- Entries provided:

* START *

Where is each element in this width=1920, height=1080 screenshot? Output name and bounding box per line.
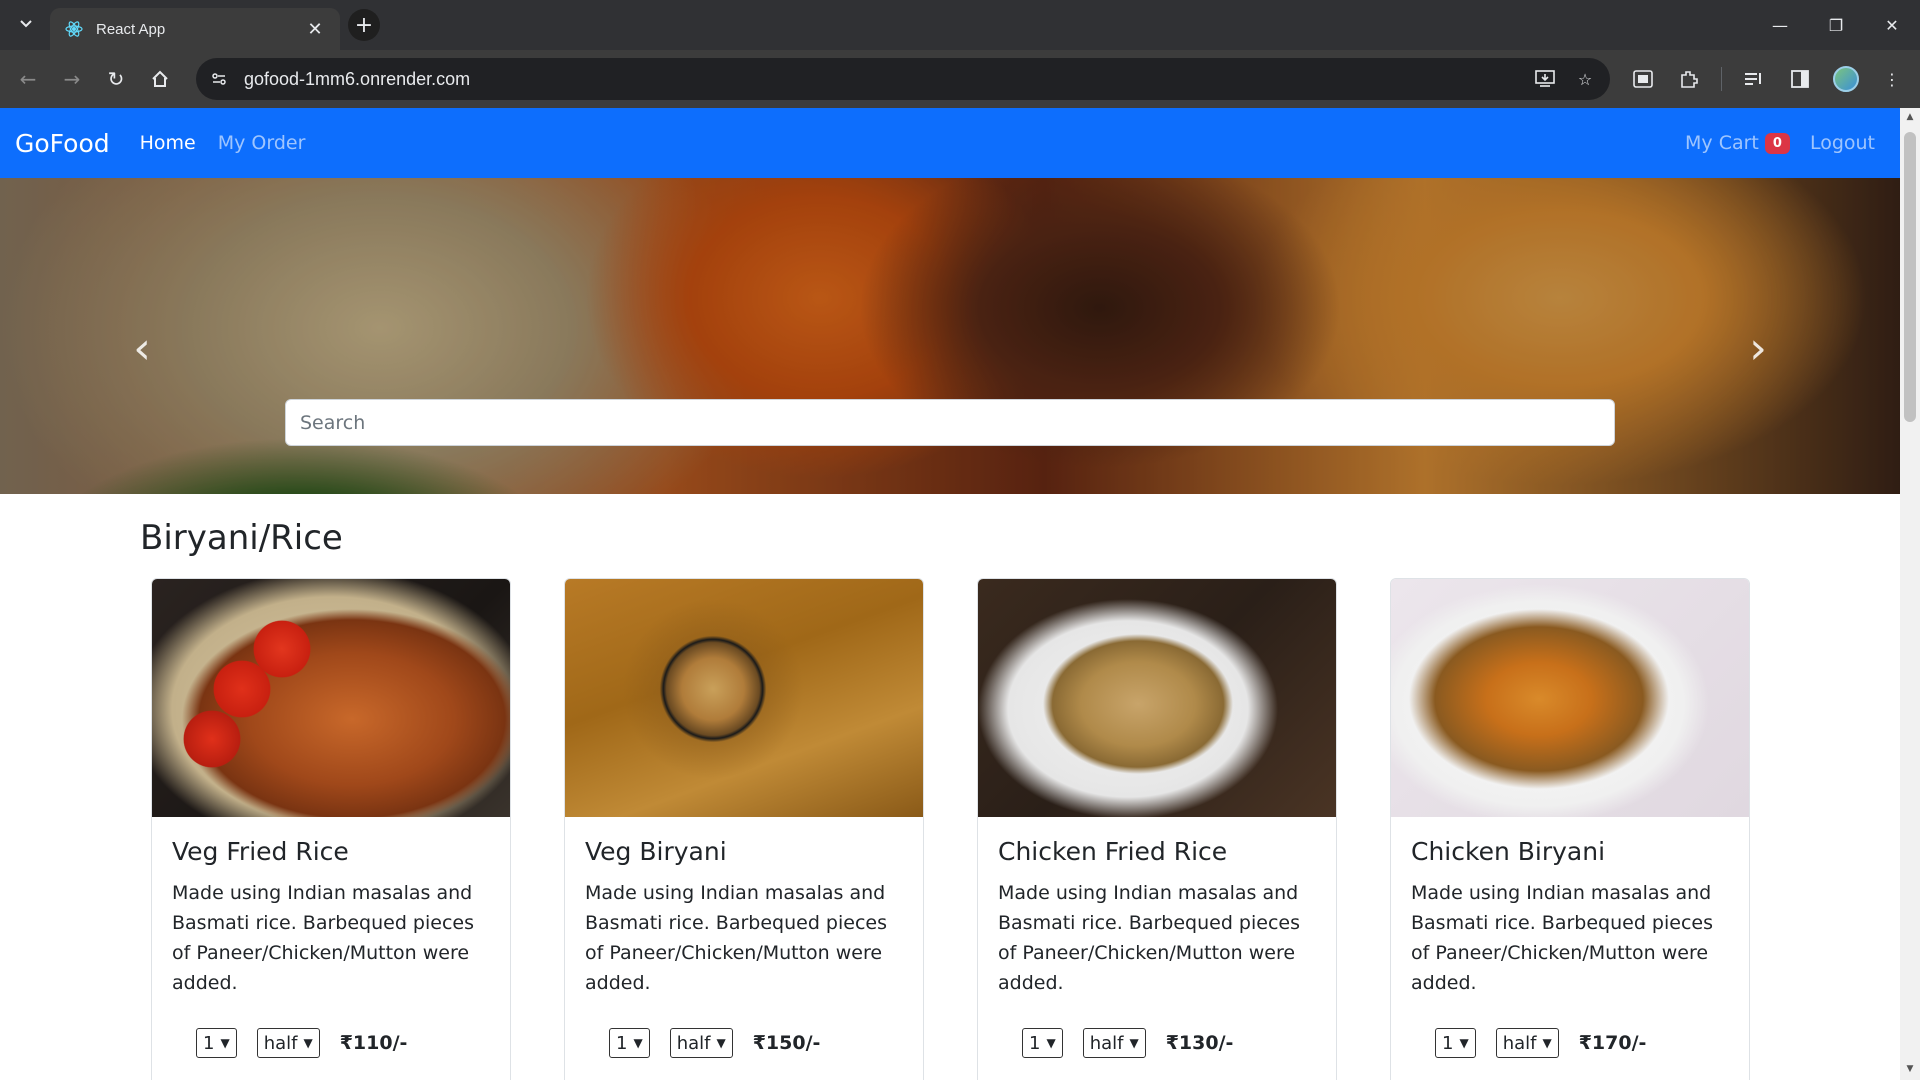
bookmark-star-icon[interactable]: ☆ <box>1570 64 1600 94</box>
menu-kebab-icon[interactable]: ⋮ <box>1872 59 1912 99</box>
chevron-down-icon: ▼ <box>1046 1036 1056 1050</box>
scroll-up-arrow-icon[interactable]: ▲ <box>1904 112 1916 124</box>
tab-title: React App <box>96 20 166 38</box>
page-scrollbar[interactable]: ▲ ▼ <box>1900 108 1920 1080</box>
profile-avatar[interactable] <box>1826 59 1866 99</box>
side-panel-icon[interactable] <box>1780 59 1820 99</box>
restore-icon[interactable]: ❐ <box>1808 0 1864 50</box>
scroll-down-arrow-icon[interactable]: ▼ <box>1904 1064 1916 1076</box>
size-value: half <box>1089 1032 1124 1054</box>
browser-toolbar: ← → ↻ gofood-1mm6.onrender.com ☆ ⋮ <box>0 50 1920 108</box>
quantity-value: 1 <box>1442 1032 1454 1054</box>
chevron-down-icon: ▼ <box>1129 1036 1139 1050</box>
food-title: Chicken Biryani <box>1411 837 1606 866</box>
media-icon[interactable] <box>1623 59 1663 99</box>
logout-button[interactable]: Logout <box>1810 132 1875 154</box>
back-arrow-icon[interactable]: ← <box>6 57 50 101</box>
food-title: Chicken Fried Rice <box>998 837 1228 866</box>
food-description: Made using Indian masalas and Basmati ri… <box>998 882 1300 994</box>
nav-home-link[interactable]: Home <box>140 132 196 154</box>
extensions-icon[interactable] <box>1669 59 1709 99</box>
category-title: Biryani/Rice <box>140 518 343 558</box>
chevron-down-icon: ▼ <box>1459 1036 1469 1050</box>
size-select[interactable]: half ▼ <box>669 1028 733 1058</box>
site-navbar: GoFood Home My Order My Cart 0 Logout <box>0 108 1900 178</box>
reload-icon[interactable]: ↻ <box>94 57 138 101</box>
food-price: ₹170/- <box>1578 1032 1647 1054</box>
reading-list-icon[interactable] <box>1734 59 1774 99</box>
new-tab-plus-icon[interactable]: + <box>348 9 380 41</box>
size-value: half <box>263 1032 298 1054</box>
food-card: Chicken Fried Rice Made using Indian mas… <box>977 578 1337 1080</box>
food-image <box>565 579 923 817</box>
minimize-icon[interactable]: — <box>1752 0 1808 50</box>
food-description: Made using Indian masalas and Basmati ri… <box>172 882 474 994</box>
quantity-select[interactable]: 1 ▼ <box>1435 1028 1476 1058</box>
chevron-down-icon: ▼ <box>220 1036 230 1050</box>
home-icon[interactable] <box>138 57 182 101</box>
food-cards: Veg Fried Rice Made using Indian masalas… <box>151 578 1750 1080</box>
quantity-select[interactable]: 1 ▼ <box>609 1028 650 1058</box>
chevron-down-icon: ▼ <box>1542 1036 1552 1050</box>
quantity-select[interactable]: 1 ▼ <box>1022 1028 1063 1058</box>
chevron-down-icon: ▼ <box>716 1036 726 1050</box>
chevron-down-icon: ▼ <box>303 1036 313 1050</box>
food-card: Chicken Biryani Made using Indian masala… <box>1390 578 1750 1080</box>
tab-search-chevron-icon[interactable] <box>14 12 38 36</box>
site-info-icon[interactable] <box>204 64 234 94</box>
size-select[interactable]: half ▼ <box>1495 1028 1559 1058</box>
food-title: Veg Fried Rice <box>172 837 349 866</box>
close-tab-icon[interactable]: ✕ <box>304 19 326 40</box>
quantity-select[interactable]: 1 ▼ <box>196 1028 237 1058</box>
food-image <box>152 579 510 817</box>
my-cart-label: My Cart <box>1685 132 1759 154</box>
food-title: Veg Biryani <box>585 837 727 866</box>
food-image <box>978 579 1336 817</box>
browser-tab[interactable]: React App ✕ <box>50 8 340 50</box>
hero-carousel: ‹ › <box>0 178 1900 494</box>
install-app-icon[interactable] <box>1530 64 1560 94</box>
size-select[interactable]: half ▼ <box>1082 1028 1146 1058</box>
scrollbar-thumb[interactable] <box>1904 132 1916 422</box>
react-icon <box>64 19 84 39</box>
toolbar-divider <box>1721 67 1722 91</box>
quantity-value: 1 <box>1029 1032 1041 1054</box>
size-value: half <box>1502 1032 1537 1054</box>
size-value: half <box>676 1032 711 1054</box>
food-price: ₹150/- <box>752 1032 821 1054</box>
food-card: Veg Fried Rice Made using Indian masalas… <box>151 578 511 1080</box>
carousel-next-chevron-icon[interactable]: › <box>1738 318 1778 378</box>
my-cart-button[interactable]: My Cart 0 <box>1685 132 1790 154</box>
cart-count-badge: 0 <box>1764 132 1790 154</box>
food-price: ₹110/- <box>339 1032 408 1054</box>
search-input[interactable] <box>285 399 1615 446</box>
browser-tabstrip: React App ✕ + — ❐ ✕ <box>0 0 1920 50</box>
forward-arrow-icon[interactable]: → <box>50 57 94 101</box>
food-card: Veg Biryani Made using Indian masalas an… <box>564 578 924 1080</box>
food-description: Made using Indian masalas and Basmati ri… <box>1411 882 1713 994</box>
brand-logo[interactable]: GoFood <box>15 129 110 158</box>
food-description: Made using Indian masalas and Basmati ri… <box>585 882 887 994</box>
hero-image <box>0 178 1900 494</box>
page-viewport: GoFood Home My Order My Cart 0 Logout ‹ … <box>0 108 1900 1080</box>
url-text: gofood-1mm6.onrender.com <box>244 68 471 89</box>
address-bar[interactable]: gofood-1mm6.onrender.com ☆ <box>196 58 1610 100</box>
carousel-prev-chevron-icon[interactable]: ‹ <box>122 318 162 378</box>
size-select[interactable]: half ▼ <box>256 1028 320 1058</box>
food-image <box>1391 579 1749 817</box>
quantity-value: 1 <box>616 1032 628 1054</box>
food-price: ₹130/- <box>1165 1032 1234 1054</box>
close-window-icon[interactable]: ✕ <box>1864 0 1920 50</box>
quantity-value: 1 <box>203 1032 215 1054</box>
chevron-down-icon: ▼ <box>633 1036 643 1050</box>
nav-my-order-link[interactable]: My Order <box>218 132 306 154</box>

* END *

- Set task: Could you reproduce all of the data above verbatim, leaving out any pictures?

- Response for this exercise:
Where is each element in this width=1920, height=1080 screenshot? Output name and bounding box per line.
bookmark-star-icon[interactable]: ☆ <box>1570 64 1600 94</box>
menu-kebab-icon[interactable]: ⋮ <box>1872 59 1912 99</box>
chevron-down-icon: ▼ <box>1046 1036 1056 1050</box>
scroll-up-arrow-icon[interactable]: ▲ <box>1904 112 1916 124</box>
tab-title: React App <box>96 20 166 38</box>
page-scrollbar[interactable]: ▲ ▼ <box>1900 108 1920 1080</box>
profile-avatar[interactable] <box>1826 59 1866 99</box>
side-panel-icon[interactable] <box>1780 59 1820 99</box>
restore-icon[interactable]: ❐ <box>1808 0 1864 50</box>
scroll-down-arrow-icon[interactable]: ▼ <box>1904 1064 1916 1076</box>
size-value: half <box>1089 1032 1124 1054</box>
browser-toolbar: ← → ↻ gofood-1mm6.onrender.com ☆ ⋮ <box>0 50 1920 108</box>
quantity-value: 1 <box>1442 1032 1454 1054</box>
chevron-down-icon: ▼ <box>1129 1036 1139 1050</box>
food-title: Chicken Biryani <box>1411 837 1606 866</box>
media-icon[interactable] <box>1623 59 1663 99</box>
logout-button[interactable]: Logout <box>1810 132 1875 154</box>
back-arrow-icon[interactable]: ← <box>6 57 50 101</box>
food-title: Chicken Fried Rice <box>998 837 1228 866</box>
food-description: Made using Indian masalas and Basmati ri… <box>998 882 1300 994</box>
nav-home-link[interactable]: Home <box>140 132 196 154</box>
extensions-icon[interactable] <box>1669 59 1709 99</box>
category-title: Biryani/Rice <box>140 518 343 558</box>
chevron-down-icon: ▼ <box>1459 1036 1469 1050</box>
size-select[interactable]: half ▼ <box>669 1028 733 1058</box>
site-navbar: GoFood Home My Order My Cart 0 Logout <box>0 108 1900 178</box>
reload-icon[interactable]: ↻ <box>94 57 138 101</box>
food-price: ₹170/- <box>1578 1032 1647 1054</box>
reading-list-icon[interactable] <box>1734 59 1774 99</box>
new-tab-plus-icon[interactable]: + <box>348 9 380 41</box>
size-value: half <box>263 1032 298 1054</box>
food-card: Chicken Fried Rice Made using Indian mas… <box>977 578 1337 1080</box>
food-image <box>565 579 923 817</box>
minimize-icon[interactable]: — <box>1752 0 1808 50</box>
food-description: Made using Indian masalas and Basmati ri… <box>172 882 474 994</box>
quantity-select[interactable]: 1 ▼ <box>1435 1028 1476 1058</box>
chevron-down-icon: ▼ <box>220 1036 230 1050</box>
home-icon[interactable] <box>138 57 182 101</box>
food-cards: Veg Fried Rice Made using Indian masalas… <box>151 578 1750 1080</box>
quantity-select[interactable]: 1 ▼ <box>609 1028 650 1058</box>
chevron-down-icon: ▼ <box>1542 1036 1552 1050</box>
quantity-select[interactable]: 1 ▼ <box>1022 1028 1063 1058</box>
chevron-down-icon: ▼ <box>716 1036 726 1050</box>
chevron-down-icon: ▼ <box>303 1036 313 1050</box>
food-card: Chicken Biryani Made using Indian masala… <box>1390 578 1750 1080</box>
tab-search-chevron-icon[interactable] <box>14 12 38 36</box>
site-info-icon[interactable] <box>204 64 234 94</box>
size-select[interactable]: half ▼ <box>1495 1028 1559 1058</box>
food-title: Veg Fried Rice <box>172 837 349 866</box>
close-tab-icon[interactable]: ✕ <box>304 19 326 40</box>
quantity-select[interactable]: 1 ▼ <box>196 1028 237 1058</box>
food-image <box>152 579 510 817</box>
my-cart-label: My Cart <box>1685 132 1759 154</box>
food-title: Veg Biryani <box>585 837 727 866</box>
food-image <box>978 579 1336 817</box>
browser-tab[interactable]: React App ✕ <box>50 8 340 50</box>
hero-carousel: ‹ › <box>0 178 1900 494</box>
install-app-icon[interactable] <box>1530 64 1560 94</box>
size-select[interactable]: half ▼ <box>1082 1028 1146 1058</box>
scrollbar-thumb[interactable] <box>1904 132 1916 422</box>
react-icon <box>64 19 84 39</box>
toolbar-divider <box>1721 67 1722 91</box>
quantity-value: 1 <box>1029 1032 1041 1054</box>
size-value: half <box>1502 1032 1537 1054</box>
size-value: half <box>676 1032 711 1054</box>
food-price: ₹150/- <box>752 1032 821 1054</box>
food-card: Veg Fried Rice Made using Indian masalas… <box>151 578 511 1080</box>
carousel-next-chevron-icon[interactable]: › <box>1738 318 1778 378</box>
my-cart-button[interactable]: My Cart 0 <box>1685 132 1790 154</box>
cart-count-badge: 0 <box>1764 132 1790 154</box>
food-price: ₹110/- <box>339 1032 408 1054</box>
search-input[interactable] <box>285 399 1615 446</box>
browser-tabstrip: React App ✕ + — ❐ ✕ <box>0 0 1920 50</box>
forward-arrow-icon[interactable]: → <box>50 57 94 101</box>
food-card: Veg Biryani Made using Indian masalas an… <box>564 578 924 1080</box>
food-description: Made using Indian masalas and Basmati ri… <box>1411 882 1713 994</box>
brand-logo[interactable]: GoFood <box>15 129 110 158</box>
food-description: Made using Indian masalas and Basmati ri… <box>585 882 887 994</box>
hero-image <box>0 178 1900 494</box>
page-viewport: GoFood Home My Order My Cart 0 Logout ‹ … <box>0 108 1900 1080</box>
url-text: gofood-1mm6.onrender.com <box>244 68 471 89</box>
address-bar[interactable]: gofood-1mm6.onrender.com ☆ <box>196 58 1610 100</box>
carousel-prev-chevron-icon[interactable]: ‹ <box>122 318 162 378</box>
size-select[interactable]: half ▼ <box>256 1028 320 1058</box>
food-image <box>1391 579 1749 817</box>
quantity-value: 1 <box>616 1032 628 1054</box>
food-price: ₹130/- <box>1165 1032 1234 1054</box>
close-window-icon[interactable]: ✕ <box>1864 0 1920 50</box>
quantity-value: 1 <box>203 1032 215 1054</box>
chevron-down-icon: ▼ <box>633 1036 643 1050</box>
nav-my-order-link[interactable]: My Order <box>218 132 306 154</box>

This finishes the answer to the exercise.